------ LISTED RECORDS

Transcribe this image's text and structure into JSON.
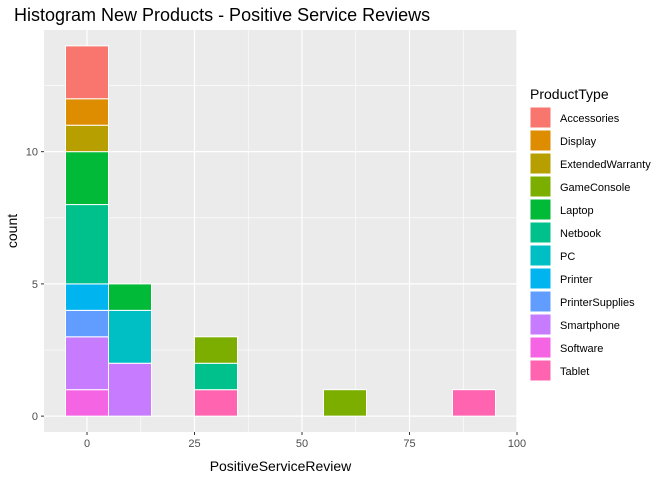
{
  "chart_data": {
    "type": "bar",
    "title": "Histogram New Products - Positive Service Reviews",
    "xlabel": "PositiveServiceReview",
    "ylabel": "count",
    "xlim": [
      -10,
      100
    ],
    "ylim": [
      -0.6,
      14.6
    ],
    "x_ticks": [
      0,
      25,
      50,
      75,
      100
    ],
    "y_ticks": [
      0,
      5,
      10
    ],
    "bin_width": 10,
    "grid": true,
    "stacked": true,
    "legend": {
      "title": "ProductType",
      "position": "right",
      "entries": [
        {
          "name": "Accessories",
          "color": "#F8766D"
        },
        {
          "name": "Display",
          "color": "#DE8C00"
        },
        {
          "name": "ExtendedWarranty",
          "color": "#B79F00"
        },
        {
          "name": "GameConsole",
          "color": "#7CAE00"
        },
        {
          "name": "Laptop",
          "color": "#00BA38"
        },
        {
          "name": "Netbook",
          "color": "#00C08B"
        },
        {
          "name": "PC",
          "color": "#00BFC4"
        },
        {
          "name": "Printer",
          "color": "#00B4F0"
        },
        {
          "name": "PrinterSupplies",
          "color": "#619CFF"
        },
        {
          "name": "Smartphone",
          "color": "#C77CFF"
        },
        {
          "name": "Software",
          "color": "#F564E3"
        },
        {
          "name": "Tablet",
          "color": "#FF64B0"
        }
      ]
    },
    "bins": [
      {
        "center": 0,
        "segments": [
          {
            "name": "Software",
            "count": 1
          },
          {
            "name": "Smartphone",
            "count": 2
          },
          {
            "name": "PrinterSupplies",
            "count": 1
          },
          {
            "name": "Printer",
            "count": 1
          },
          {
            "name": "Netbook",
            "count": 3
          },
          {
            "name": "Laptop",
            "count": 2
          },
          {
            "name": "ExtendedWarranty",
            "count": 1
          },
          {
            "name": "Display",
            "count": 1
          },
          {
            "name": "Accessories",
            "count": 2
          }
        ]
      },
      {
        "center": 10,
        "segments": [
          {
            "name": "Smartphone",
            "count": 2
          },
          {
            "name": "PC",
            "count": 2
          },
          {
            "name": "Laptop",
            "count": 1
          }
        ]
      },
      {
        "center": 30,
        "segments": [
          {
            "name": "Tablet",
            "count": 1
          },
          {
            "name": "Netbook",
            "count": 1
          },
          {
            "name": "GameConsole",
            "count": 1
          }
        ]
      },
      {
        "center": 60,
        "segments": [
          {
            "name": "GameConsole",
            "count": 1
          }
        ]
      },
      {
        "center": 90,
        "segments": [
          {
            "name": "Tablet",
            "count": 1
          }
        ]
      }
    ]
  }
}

------------

• GIVEN INSTRUCTION: Every line of the data above should be quoted exactly. Omit the pictures.

• EXERCISE SOLUTION:
Transcribe this image's text and structure into JSON.
{
  "chart_data": {
    "type": "bar",
    "title": "Histogram New Products - Positive Service Reviews",
    "xlabel": "PositiveServiceReview",
    "ylabel": "count",
    "xlim": [
      -10,
      100
    ],
    "ylim": [
      -0.6,
      14.6
    ],
    "x_ticks": [
      0,
      25,
      50,
      75,
      100
    ],
    "y_ticks": [
      0,
      5,
      10
    ],
    "bin_width": 10,
    "grid": true,
    "stacked": true,
    "legend": {
      "title": "ProductType",
      "position": "right",
      "entries": [
        {
          "name": "Accessories",
          "color": "#F8766D"
        },
        {
          "name": "Display",
          "color": "#DE8C00"
        },
        {
          "name": "ExtendedWarranty",
          "color": "#B79F00"
        },
        {
          "name": "GameConsole",
          "color": "#7CAE00"
        },
        {
          "name": "Laptop",
          "color": "#00BA38"
        },
        {
          "name": "Netbook",
          "color": "#00C08B"
        },
        {
          "name": "PC",
          "color": "#00BFC4"
        },
        {
          "name": "Printer",
          "color": "#00B4F0"
        },
        {
          "name": "PrinterSupplies",
          "color": "#619CFF"
        },
        {
          "name": "Smartphone",
          "color": "#C77CFF"
        },
        {
          "name": "Software",
          "color": "#F564E3"
        },
        {
          "name": "Tablet",
          "color": "#FF64B0"
        }
      ]
    },
    "bins": [
      {
        "center": 0,
        "segments": [
          {
            "name": "Software",
            "count": 1
          },
          {
            "name": "Smartphone",
            "count": 2
          },
          {
            "name": "PrinterSupplies",
            "count": 1
          },
          {
            "name": "Printer",
            "count": 1
          },
          {
            "name": "Netbook",
            "count": 3
          },
          {
            "name": "Laptop",
            "count": 2
          },
          {
            "name": "ExtendedWarranty",
            "count": 1
          },
          {
            "name": "Display",
            "count": 1
          },
          {
            "name": "Accessories",
            "count": 2
          }
        ]
      },
      {
        "center": 10,
        "segments": [
          {
            "name": "Smartphone",
            "count": 2
          },
          {
            "name": "PC",
            "count": 2
          },
          {
            "name": "Laptop",
            "count": 1
          }
        ]
      },
      {
        "center": 30,
        "segments": [
          {
            "name": "Tablet",
            "count": 1
          },
          {
            "name": "Netbook",
            "count": 1
          },
          {
            "name": "GameConsole",
            "count": 1
          }
        ]
      },
      {
        "center": 60,
        "segments": [
          {
            "name": "GameConsole",
            "count": 1
          }
        ]
      },
      {
        "center": 90,
        "segments": [
          {
            "name": "Tablet",
            "count": 1
          }
        ]
      }
    ]
  }
}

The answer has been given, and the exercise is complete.